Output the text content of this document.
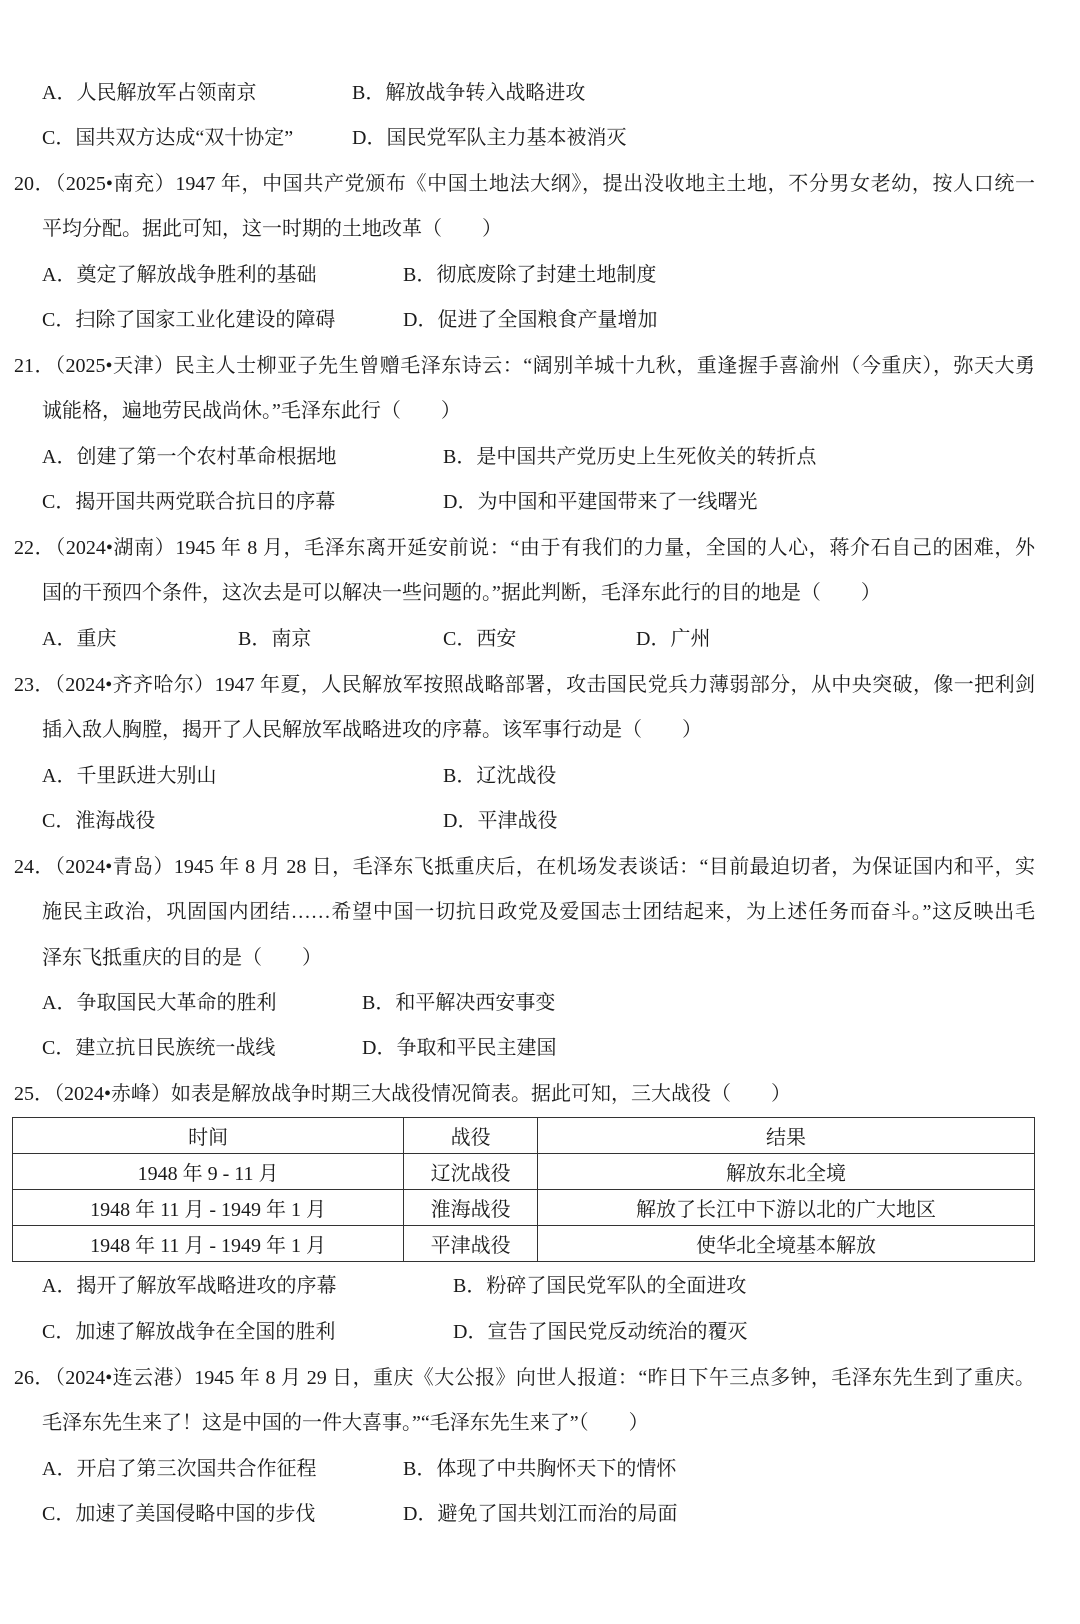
A．人民解放军占领南京	B．解放战争转入战略进攻
C．国共双方达成“双十协定”	D．国民党军队主力基本被消灭
20．（2025•南充）1947 年，中国共产党颁布《中国土地法大纲》，提出没收地主土地，不分男女老幼，按人口统一
平均分配。据此可知，这一时期的土地改革（　　）
A．奠定了解放战争胜利的基础	B．彻底废除了封建土地制度
C．扫除了国家工业化建设的障碍	D．促进了全国粮食产量增加
21．（2025•天津）民主人士柳亚子先生曾赠毛泽东诗云：“阔别羊城十九秋，重逢握手喜渝州（今重庆），弥天大勇
诚能格，遍地劳民战尚休。”毛泽东此行（　　）
A．创建了第一个农村革命根据地	B．是中国共产党历史上生死攸关的转折点
C．揭开国共两党联合抗日的序幕	D．为中国和平建国带来了一线曙光
22．（2024•湖南）1945 年 8 月，毛泽东离开延安前说：“由于有我们的力量，全国的人心，蒋介石自己的困难，外
国的干预四个条件，这次去是可以解决一些问题的。”据此判断，毛泽东此行的目的地是（　　）
A．重庆	B．南京	C．西安	D．广州
23．（2024•齐齐哈尔）1947 年夏，人民解放军按照战略部署，攻击国民党兵力薄弱部分，从中央突破，像一把利剑
插入敌人胸膛，揭开了人民解放军战略进攻的序幕。该军事行动是（　　）
A．千里跃进大别山	B．辽沈战役
C．淮海战役	D．平津战役
24．（2024•青岛）1945 年 8 月 28 日，毛泽东飞抵重庆后，在机场发表谈话：“目前最迫切者，为保证国内和平，实
施民主政治，巩固国内团结……希望中国一切抗日政党及爱国志士团结起来，为上述任务而奋斗。”这反映出毛
泽东飞抵重庆的目的是（　　）
A．争取国民大革命的胜利	B．和平解决西安事变
C．建立抗日民族统一战线	D．争取和平民主建国
25．（2024•赤峰）如表是解放战争时期三大战役情况简表。据此可知，三大战役（　　）
时间	战役	结果
1948 年 9 - 11 月	辽沈战役	解放东北全境
1948 年 11 月 - 1949 年 1 月	淮海战役	解放了长江中下游以北的广大地区
1948 年 11 月 - 1949 年 1 月	平津战役	使华北全境基本解放
A．揭开了解放军战略进攻的序幕	B．粉碎了国民党军队的全面进攻
C．加速了解放战争在全国的胜利	D．宣告了国民党反动统治的覆灭
26．（2024•连云港）1945 年 8 月 29 日，重庆《大公报》向世人报道：“昨日下午三点多钟，毛泽东先生到了重庆。
毛泽东先生来了！这是中国的一件大喜事。”“毛泽东先生来了”（　　）
A．开启了第三次国共合作征程	B．体现了中共胸怀天下的情怀
C．加速了美国侵略中国的步伐	D．避免了国共划江而治的局面
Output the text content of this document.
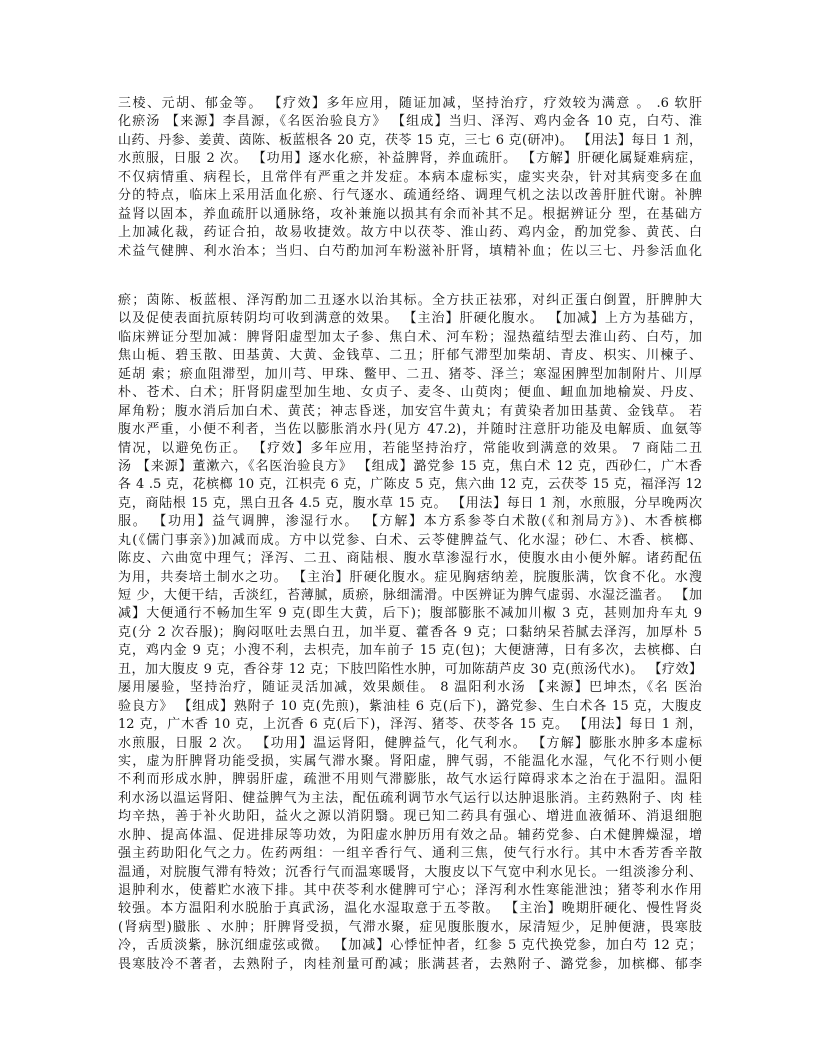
三棱、元胡、郁金等。 【疗效】多年应用，随证加减，坚持治疗，疗效较为满意 。 .6 软肝
化瘀汤 【来源】李昌源，《名医治验良方》 【组成】当归、泽泻、鸡内金各 10 克，白芍、淮
山药、丹参、姜黄、茵陈、板蓝根各 20 克，茯苓 15 克，三七 6 克(研冲)。 【用法】每日 1 剂，
水煎服，日服 2 次。 【功用】逐水化瘀，补益脾肾，养血疏肝。 【方解】肝硬化属疑难病症，
不仅病情重、病程长，且常伴有严重之并发症。本病本虚标实，虚实夹杂，针对其病变多在血
分的特点，临床上采用活血化瘀、行气逐水、疏通经络、调理气机之法以改善肝脏代谢。补脾
益肾以固本，养血疏肝以通脉络，攻补兼施以损其有余而补其不足。根据辨证分 型，在基础方
上加减化裁，药证合拍，故易收捷效。故方中以茯苓、淮山药、鸡内金，酌加党参、黄芪、白
术益气健脾、利水治本；当归、白芍酌加河车粉滋补肝肾，填精补血；佐以三七、丹参活血化
瘀；茵陈、板蓝根、泽泻酌加二丑逐水以治其标。全方扶正祛邪，对纠正蛋白倒置，肝脾肿大
以及促使表面抗原转阴均可收到满意的效果。 【主治】肝硬化腹水。 【加减】上方为基础方，
临床辨证分型加减：脾肾阳虚型加太子参、焦白术、河车粉；湿热蕴结型去淮山药、白芍，加
焦山栀、碧玉散、田基黄、大黄、金钱草、二丑；肝郁气滞型加柴胡、青皮、枳实、川楝子、
延胡 索；瘀血阻滞型，加川芎、甲珠、鳖甲、二丑、猪苓、泽兰；寒湿困脾型加制附片、川厚
朴、苍术、白术；肝肾阴虚型加生地、女贞子、麦冬、山萸肉；便血、衄血加地榆炭、丹皮、
犀角粉；腹水消后加白术、黄芪；神志昏迷，加安宫牛黄丸；有黄染者加田基黄、金钱草。 若
腹水严重，小便不利者，当佐以膨胀消水丹(见方 47.2)，并随时注意肝功能及电解质、血氨等
情况，以避免伤正。 【疗效】多年应用，若能坚持治疗，常能收到满意的效果。 7 商陆二丑
汤 【来源】董漱六，《名医治验良方》 【组成】潞党参 15 克，焦白术 12 克，西砂仁，广木香
各 4 .5 克，花槟榔 10 克，江枳壳 6 克，广陈皮 5 克，焦六曲 12 克，云茯苓 15 克，福泽泻 12
克，商陆根 15 克，黑白丑各 4.5 克，腹水草 15 克。 【用法】每日 1 剂，水煎服，分早晚两次
服。 【功用】益气调脾，渗湿行水。 【方解】本方系参苓白术散(《和剂局方》)、木香槟榔
丸(《儒门事亲》)加减而成。方中以党参、白术、云苓健脾益气、化水湿；砂仁、木香、槟榔、
陈皮、六曲宽中理气；泽泻、二丑、商陆根、腹水草渗湿行水，使腹水由小便外解。诸药配伍
为用，共奏培土制水之功。 【主治】肝硬化腹水。症见胸痞纳差，脘腹胀满，饮食不化。水溲
短 少，大便干结，舌淡红，苔薄腻，质瘀，脉细濡滑。中医辨证为脾气虚弱、水湿泛滥者。 【加
减】大便通行不畅加生军 9 克(即生大黄，后下)；腹部膨胀不减加川椒 3 克，甚则加舟车丸 9
克(分 2 次吞服)；胸闷呕吐去黑白丑，加半夏、藿香各 9 克；口黏纳呆苔腻去泽泻，加厚朴 5
克，鸡内金 9 克；小溲不利，去枳壳，加车前子 15 克(包)；大便溏薄，日有多次，去槟榔、白
丑，加大腹皮 9 克，香谷芽 12 克；下肢凹陷性水肿，可加陈葫芦皮 30 克(煎汤代水)。 【疗效】
屡用屡验，坚持治疗，随证灵活加减，效果颇佳。 8 温阳利水汤 【来源】巴坤杰，《名 医治
验良方》 【组成】熟附子 10 克(先煎)，紫油桂 6 克(后下)，潞党参、生白术各 15 克，大腹皮
12 克，广木香 10 克，上沉香 6 克(后下)，泽泻、猪苓、茯苓各 15 克。 【用法】每日 1 剂，
水煎服，日服 2 次。 【功用】温运肾阳，健脾益气，化气利水。 【方解】膨胀水肿多本虚标
实，虚为肝脾肾功能受损，实属气滞水聚。肾阳虚，脾气弱，不能温化水湿，气化不行则小便
不利而形成水肿，脾弱肝虚，疏泄不用则气滞膨胀，故气水运行障碍求本之治在于温阳。温阳
利水汤以温运肾阳、健益脾气为主法，配伍疏利调节水气运行以达肿退胀消。主药熟附子、肉 桂
均辛热，善于补火助阳，益火之源以消阴翳。现已知二药具有强心、增进血液循环、消退细胞
水肿、提高体温、促进排尿等功效，为阳虚水肿历用有效之品。辅药党参、白术健脾燥湿，增
强主药助阳化气之力。佐药两组：一组辛香行气、通利三焦，使气行水行。其中木香芳香辛散
温通，对脘腹气滞有特效；沉香行气而温寒暖肾，大腹皮以下气宽中利水见长。一组淡渗分利、
退肿利水，使蓄贮水液下排。其中茯苓利水健脾可宁心；泽泻利水性寒能泄浊；猪苓利水作用
较强。本方温阳利水脱胎于真武汤，温化水湿取意于五苓散。 【主治】晚期肝硬化、慢性肾炎
(肾病型)臌胀 、水肿；肝脾肾受损，气滞水聚，症见腹胀腹水，尿清短少，足肿便溏，畏寒肢
冷，舌质淡紫，脉沉细虚弦或微。 【加减】心悸怔忡者，红参 5 克代换党参，加白芍 12 克；
畏寒肢冷不著者，去熟附子，肉桂剂量可酌减；胀满甚者，去熟附子、潞党参，加槟榔、郁李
-- -- --
Instruction
Pull out every line holding "淮海战役" from the records above, and copy it.

Solution to this exercise
C．淮海战役	D．平津战役
1948 年 11 月 - 1949 年 1 月	淮海战役	解放了长江中下游以北的广大地区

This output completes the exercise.